--- start of MATERIAL FOR THIS EXERCISE ---

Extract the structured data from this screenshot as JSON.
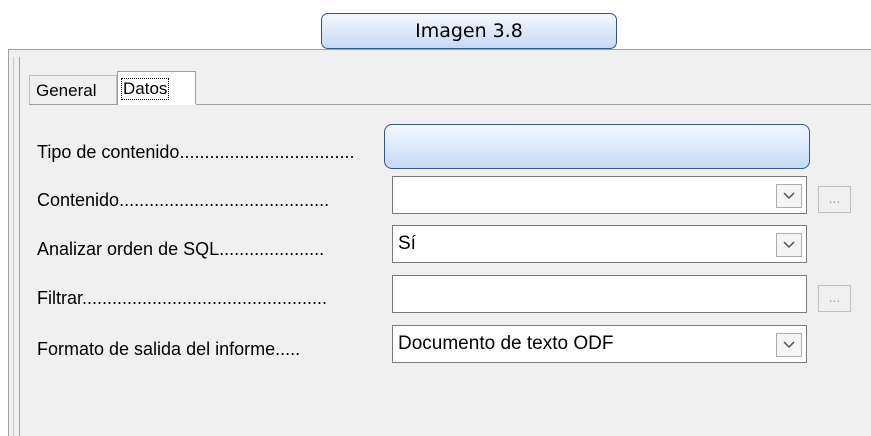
{
  "caption": {
    "text": "Imagen 3.8"
  },
  "tabs": [
    {
      "label": "General",
      "active": false
    },
    {
      "label": "Datos",
      "active": true
    }
  ],
  "rows": {
    "content_type": {
      "label": "Tipo de contenido",
      "dots": "..................................."
    },
    "content": {
      "label": "Contenido",
      "dots": "..........................................",
      "value": "",
      "has_dropdown": true,
      "has_ellipsis": true,
      "ellipsis_label": "..."
    },
    "analyze_sql": {
      "label": "Analizar orden de SQL",
      "dots": ".....................",
      "value": "Sí",
      "has_dropdown": true
    },
    "filter": {
      "label": "Filtrar",
      "dots": ".................................................",
      "value": "",
      "has_ellipsis": true,
      "ellipsis_label": "..."
    },
    "output_format": {
      "label": "Formato de salida del informe",
      "dots": ".....",
      "value": "Documento de texto ODF",
      "has_dropdown": true
    }
  },
  "icons": {
    "dropdown": "chevron-down-icon"
  },
  "colors": {
    "caption_border": "#2f5597",
    "caption_fill": "#c6d9f5",
    "panel_bg": "#f0f0f0"
  }
}
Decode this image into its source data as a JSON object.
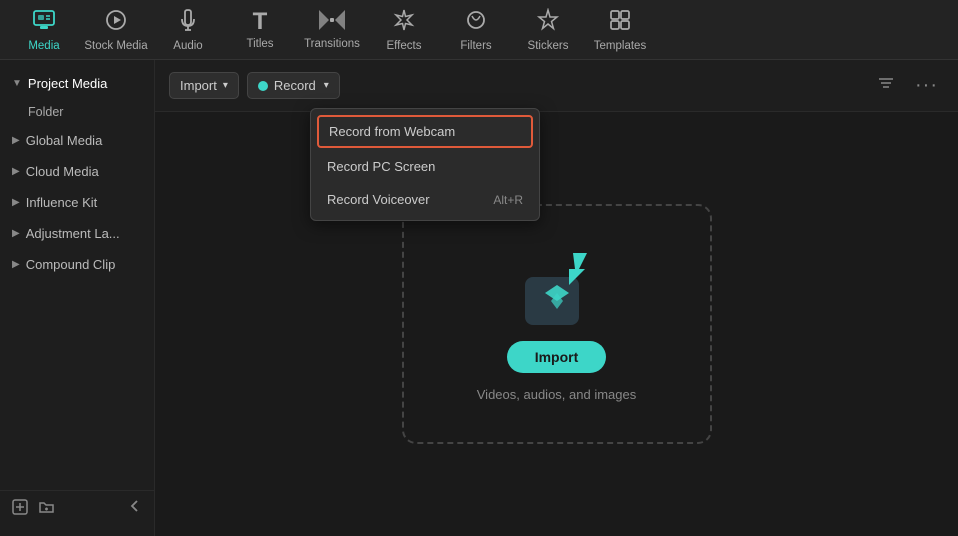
{
  "toolbar": {
    "items": [
      {
        "id": "media",
        "label": "Media",
        "icon": "⬛",
        "active": true
      },
      {
        "id": "stock-media",
        "label": "Stock Media",
        "icon": "🎬"
      },
      {
        "id": "audio",
        "label": "Audio",
        "icon": "♪"
      },
      {
        "id": "titles",
        "label": "Titles",
        "icon": "T"
      },
      {
        "id": "transitions",
        "label": "Transitions",
        "icon": "⟺"
      },
      {
        "id": "effects",
        "label": "Effects",
        "icon": "✦"
      },
      {
        "id": "filters",
        "label": "Filters",
        "icon": "◈"
      },
      {
        "id": "stickers",
        "label": "Stickers",
        "icon": "★"
      },
      {
        "id": "templates",
        "label": "Templates",
        "icon": "⊞"
      }
    ]
  },
  "sidebar": {
    "items": [
      {
        "id": "project-media",
        "label": "Project Media",
        "active": true,
        "expanded": true
      },
      {
        "id": "folder",
        "label": "Folder"
      },
      {
        "id": "global-media",
        "label": "Global Media",
        "active": false
      },
      {
        "id": "cloud-media",
        "label": "Cloud Media"
      },
      {
        "id": "influence-kit",
        "label": "Influence Kit"
      },
      {
        "id": "adjustment-la",
        "label": "Adjustment La..."
      },
      {
        "id": "compound-clip",
        "label": "Compound Clip"
      }
    ],
    "bottom_icons": [
      {
        "id": "add-folder",
        "icon": "⊞"
      },
      {
        "id": "new-folder",
        "icon": "📁"
      },
      {
        "id": "collapse",
        "icon": "◀"
      }
    ]
  },
  "header": {
    "import_label": "Import",
    "record_label": "Record",
    "filter_icon": "filter-icon",
    "more_icon": "more-icon"
  },
  "dropdown": {
    "items": [
      {
        "id": "record-webcam",
        "label": "Record from Webcam",
        "shortcut": "",
        "highlighted": true
      },
      {
        "id": "record-screen",
        "label": "Record PC Screen",
        "shortcut": ""
      },
      {
        "id": "record-voiceover",
        "label": "Record Voiceover",
        "shortcut": "Alt+R"
      }
    ]
  },
  "import_zone": {
    "button_label": "Import",
    "description": "Videos, audios, and images"
  }
}
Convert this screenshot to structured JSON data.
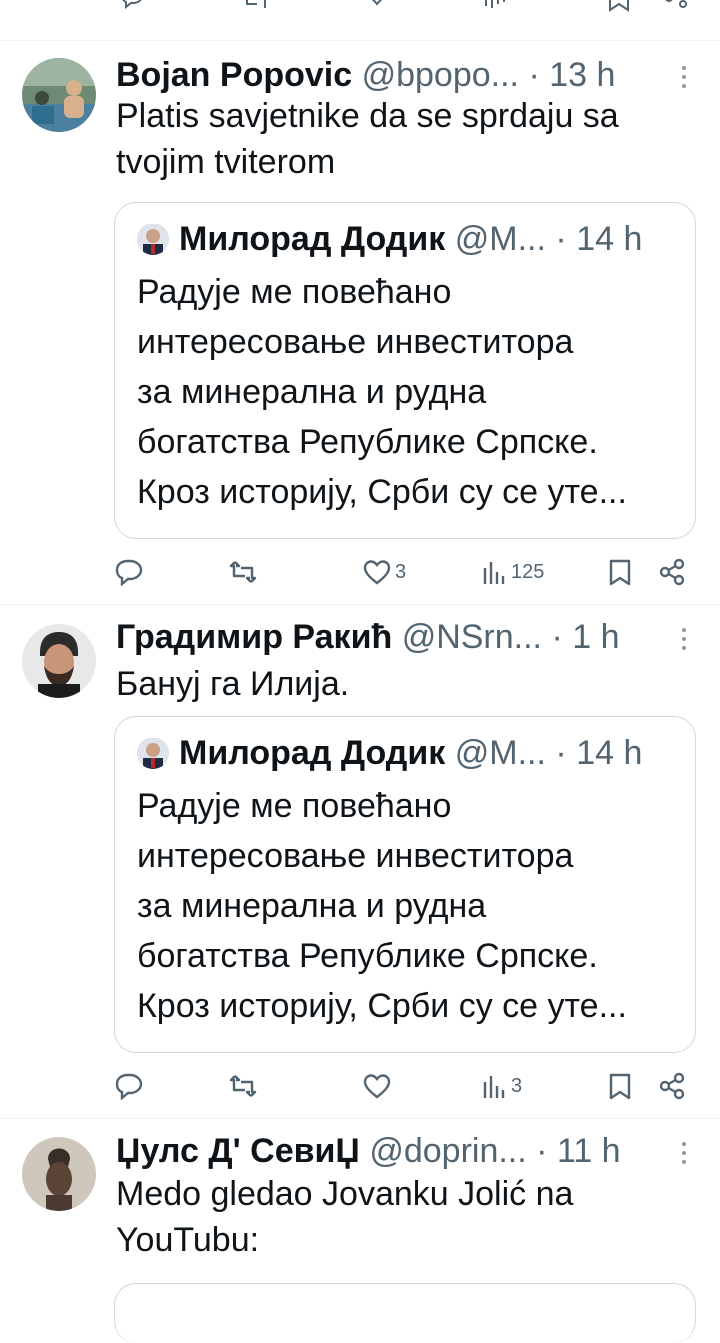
{
  "colors": {
    "text": "#0f1419",
    "secondary": "#536471",
    "border": "#cfd9de",
    "divider": "#eff3f4"
  },
  "tweets": [
    {
      "name": "Bojan Popovic",
      "handle": "@bpopo...",
      "dot": "·",
      "time": "13 h",
      "text_lines": [
        "Platis savjetnike da se sprdaju sa",
        "tvojim tviterom"
      ],
      "quote": {
        "name": "Милорад Додик",
        "handle": "@М...",
        "dot": "·",
        "time": "14 h",
        "lines": [
          "Радује ме повећано",
          "интересовање инвеститора",
          "за минерална и рудна",
          "богатства Републике Српске.",
          "Кроз историју, Срби су се уте..."
        ]
      },
      "stats": {
        "replies": "",
        "reposts": "",
        "likes": "3",
        "views": "125"
      }
    },
    {
      "name": "Градимир Ракић",
      "handle": "@NSrn...",
      "dot": "·",
      "time": "1 h",
      "text_lines": [
        "Бануј га Илија."
      ],
      "quote": {
        "name": "Милорад Додик",
        "handle": "@М...",
        "dot": "·",
        "time": "14 h",
        "lines": [
          "Радује ме повећано",
          "интересовање инвеститора",
          "за минерална и рудна",
          "богатства Републике Српске.",
          "Кроз историју, Срби су се уте..."
        ]
      },
      "stats": {
        "replies": "",
        "reposts": "",
        "likes": "",
        "views": "3"
      }
    },
    {
      "name": "Џулс Д' СевиЏ",
      "handle": "@doprin...",
      "dot": "·",
      "time": "11 h",
      "text_lines": [
        "Medo gledao Jovanku Jolić na",
        "YouTubu:"
      ]
    }
  ]
}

--- end of MATERIAL FOR THIS EXERCISE ---

▸ **TO BE DONE**
Leaving aside the images, write out the entries above word for word.

▸ **ANSWER FOR THE TASK**
Extract the structured data from this screenshot as JSON.
{
  "caption": {
    "text": "Imagen 3.8"
  },
  "tabs": [
    {
      "label": "General",
      "active": false
    },
    {
      "label": "Datos",
      "active": true
    }
  ],
  "rows": {
    "content_type": {
      "label": "Tipo de contenido",
      "dots": "..................................."
    },
    "content": {
      "label": "Contenido",
      "dots": "..........................................",
      "value": "",
      "has_dropdown": true,
      "has_ellipsis": true,
      "ellipsis_label": "..."
    },
    "analyze_sql": {
      "label": "Analizar orden de SQL",
      "dots": ".....................",
      "value": "Sí",
      "has_dropdown": true
    },
    "filter": {
      "label": "Filtrar",
      "dots": ".................................................",
      "value": "",
      "has_ellipsis": true,
      "ellipsis_label": "..."
    },
    "output_format": {
      "label": "Formato de salida del informe",
      "dots": ".....",
      "value": "Documento de texto ODF",
      "has_dropdown": true
    }
  },
  "icons": {
    "dropdown": "chevron-down-icon"
  },
  "colors": {
    "caption_border": "#2f5597",
    "caption_fill": "#c6d9f5",
    "panel_bg": "#f0f0f0"
  }
}
Decode this image into its source data as a JSON object.
{
  "toolbar": {
    "items": [
      {
        "id": "media",
        "label": "Media",
        "icon": "⬛",
        "active": true
      },
      {
        "id": "stock-media",
        "label": "Stock Media",
        "icon": "🎬"
      },
      {
        "id": "audio",
        "label": "Audio",
        "icon": "♪"
      },
      {
        "id": "titles",
        "label": "Titles",
        "icon": "T"
      },
      {
        "id": "transitions",
        "label": "Transitions",
        "icon": "⟺"
      },
      {
        "id": "effects",
        "label": "Effects",
        "icon": "✦"
      },
      {
        "id": "filters",
        "label": "Filters",
        "icon": "◈"
      },
      {
        "id": "stickers",
        "label": "Stickers",
        "icon": "★"
      },
      {
        "id": "templates",
        "label": "Templates",
        "icon": "⊞"
      }
    ]
  },
  "sidebar": {
    "items": [
      {
        "id": "project-media",
        "label": "Project Media",
        "active": true,
        "expanded": true
      },
      {
        "id": "folder",
        "label": "Folder"
      },
      {
        "id": "global-media",
        "label": "Global Media",
        "active": false
      },
      {
        "id": "cloud-media",
        "label": "Cloud Media"
      },
      {
        "id": "influence-kit",
        "label": "Influence Kit"
      },
      {
        "id": "adjustment-la",
        "label": "Adjustment La..."
      },
      {
        "id": "compound-clip",
        "label": "Compound Clip"
      }
    ],
    "bottom_icons": [
      {
        "id": "add-folder",
        "icon": "⊞"
      },
      {
        "id": "new-folder",
        "icon": "📁"
      },
      {
        "id": "collapse",
        "icon": "◀"
      }
    ]
  },
  "header": {
    "import_label": "Import",
    "record_label": "Record",
    "filter_icon": "filter-icon",
    "more_icon": "more-icon"
  },
  "dropdown": {
    "items": [
      {
        "id": "record-webcam",
        "label": "Record from Webcam",
        "shortcut": "",
        "highlighted": true
      },
      {
        "id": "record-screen",
        "label": "Record PC Screen",
        "shortcut": ""
      },
      {
        "id": "record-voiceover",
        "label": "Record Voiceover",
        "shortcut": "Alt+R"
      }
    ]
  },
  "import_zone": {
    "button_label": "Import",
    "description": "Videos, audios, and images"
  }
}
Convert this screenshot to structured JSON data.
{
  "colors": {
    "text": "#0f1419",
    "secondary": "#536471",
    "border": "#cfd9de",
    "divider": "#eff3f4"
  },
  "tweets": [
    {
      "name": "Bojan Popovic",
      "handle": "@bpopo...",
      "dot": "·",
      "time": "13 h",
      "text_lines": [
        "Platis savjetnike da se sprdaju sa",
        "tvojim tviterom"
      ],
      "quote": {
        "name": "Милорад Додик",
        "handle": "@М...",
        "dot": "·",
        "time": "14 h",
        "lines": [
          "Радује ме повећано",
          "интересовање инвеститора",
          "за минерална и рудна",
          "богатства Републике Српске.",
          "Кроз историју, Срби су се уте..."
        ]
      },
      "stats": {
        "replies": "",
        "reposts": "",
        "likes": "3",
        "views": "125"
      }
    },
    {
      "name": "Градимир Ракић",
      "handle": "@NSrn...",
      "dot": "·",
      "time": "1 h",
      "text_lines": [
        "Бануј га Илија."
      ],
      "quote": {
        "name": "Милорад Додик",
        "handle": "@М...",
        "dot": "·",
        "time": "14 h",
        "lines": [
          "Радује ме повећано",
          "интересовање инвеститора",
          "за минерална и рудна",
          "богатства Републике Српске.",
          "Кроз историју, Срби су се уте..."
        ]
      },
      "stats": {
        "replies": "",
        "reposts": "",
        "likes": "",
        "views": "3"
      }
    },
    {
      "name": "Џулс Д' СевиЏ",
      "handle": "@doprin...",
      "dot": "·",
      "time": "11 h",
      "text_lines": [
        "Medo gledao Jovanku Jolić na",
        "YouTubu:"
      ]
    }
  ]
}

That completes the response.